*AIM OF THE EXERCISE:* Go through the entries below and count the lines holding the word "会计处理". Reply with only the number, please.
------------
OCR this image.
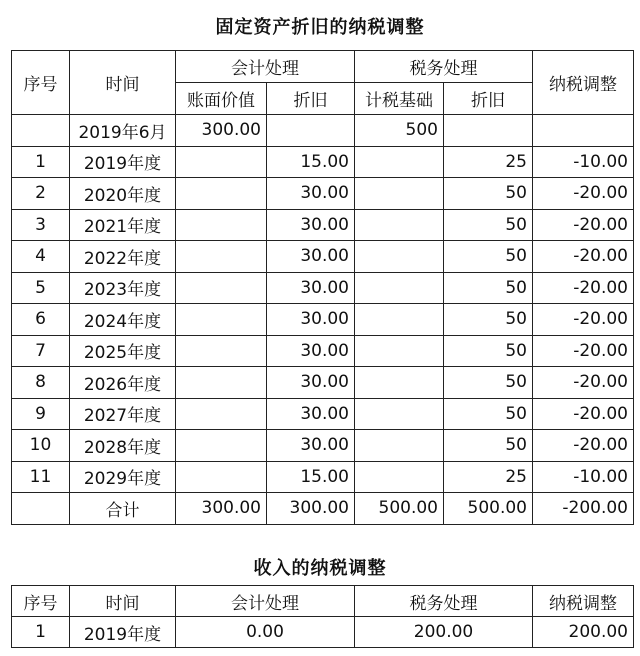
固定资产折旧的纳税调整
序号	时间	会计处理		税务处理		纳税调整
		账面价值	折旧	计税基础	折旧	
	2019年6月	300.00		500		
1	2019年度		15.00		25	-10.00
2	2020年度		30.00		50	-20.00
3	2021年度		30.00		50	-20.00
4	2022年度		30.00		50	-20.00
5	2023年度		30.00		50	-20.00
6	2024年度		30.00		50	-20.00
7	2025年度		30.00		50	-20.00
8	2026年度		30.00		50	-20.00
9	2027年度		30.00		50	-20.00
10	2028年度		30.00		50	-20.00
11	2029年度		15.00		25	-10.00
	合计	300.00	300.00	500.00	500.00	-200.00
收入的纳税调整
序号	时间	会计处理	税务处理	纳税调整
1	2019年度	0.00	200.00	200.00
------------
*SOLUTION TO THE EXERCISE:* 2